INSTRUCTIONS TO FOLLOW:
State the number of lines in these records holding "bash". Say nothing more.
━━━ INPUT RECORDS
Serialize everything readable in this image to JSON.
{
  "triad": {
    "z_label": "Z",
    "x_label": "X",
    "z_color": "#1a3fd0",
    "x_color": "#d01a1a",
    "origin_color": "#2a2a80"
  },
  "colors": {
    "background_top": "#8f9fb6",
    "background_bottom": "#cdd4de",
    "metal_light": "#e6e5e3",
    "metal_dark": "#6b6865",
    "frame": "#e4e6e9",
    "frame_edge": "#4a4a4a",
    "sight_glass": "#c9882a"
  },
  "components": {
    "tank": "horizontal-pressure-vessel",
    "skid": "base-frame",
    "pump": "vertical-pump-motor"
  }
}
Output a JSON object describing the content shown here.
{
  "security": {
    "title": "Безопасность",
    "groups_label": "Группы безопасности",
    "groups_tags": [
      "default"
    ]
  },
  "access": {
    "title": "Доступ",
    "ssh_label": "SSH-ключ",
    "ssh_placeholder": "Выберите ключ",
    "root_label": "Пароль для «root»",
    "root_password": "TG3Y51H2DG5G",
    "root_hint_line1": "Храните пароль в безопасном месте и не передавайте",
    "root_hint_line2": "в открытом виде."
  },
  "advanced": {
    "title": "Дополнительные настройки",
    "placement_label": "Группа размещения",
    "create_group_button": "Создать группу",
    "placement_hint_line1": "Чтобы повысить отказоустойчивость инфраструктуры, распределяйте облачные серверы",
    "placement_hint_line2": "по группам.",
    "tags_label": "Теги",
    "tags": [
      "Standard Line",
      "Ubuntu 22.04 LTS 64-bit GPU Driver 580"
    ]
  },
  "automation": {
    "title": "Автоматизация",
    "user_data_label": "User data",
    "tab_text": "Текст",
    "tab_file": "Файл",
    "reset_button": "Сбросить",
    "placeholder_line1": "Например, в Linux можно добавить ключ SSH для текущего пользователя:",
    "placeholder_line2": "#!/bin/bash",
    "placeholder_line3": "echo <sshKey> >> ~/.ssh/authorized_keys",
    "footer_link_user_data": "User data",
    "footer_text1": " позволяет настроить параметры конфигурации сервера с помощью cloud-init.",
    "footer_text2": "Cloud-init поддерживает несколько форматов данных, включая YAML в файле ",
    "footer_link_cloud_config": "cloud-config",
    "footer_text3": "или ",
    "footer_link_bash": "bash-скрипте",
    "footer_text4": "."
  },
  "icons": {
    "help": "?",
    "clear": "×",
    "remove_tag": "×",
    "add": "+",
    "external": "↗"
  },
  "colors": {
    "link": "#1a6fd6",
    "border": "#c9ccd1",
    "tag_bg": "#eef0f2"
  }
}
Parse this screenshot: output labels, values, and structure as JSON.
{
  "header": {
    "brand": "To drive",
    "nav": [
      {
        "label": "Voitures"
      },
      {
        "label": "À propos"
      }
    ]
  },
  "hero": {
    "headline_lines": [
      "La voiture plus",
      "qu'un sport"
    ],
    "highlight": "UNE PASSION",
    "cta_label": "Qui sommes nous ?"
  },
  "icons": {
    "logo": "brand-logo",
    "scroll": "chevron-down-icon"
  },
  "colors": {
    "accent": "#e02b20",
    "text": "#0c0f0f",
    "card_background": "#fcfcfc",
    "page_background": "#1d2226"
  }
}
━━━━━━
TASK RESPONSE:
2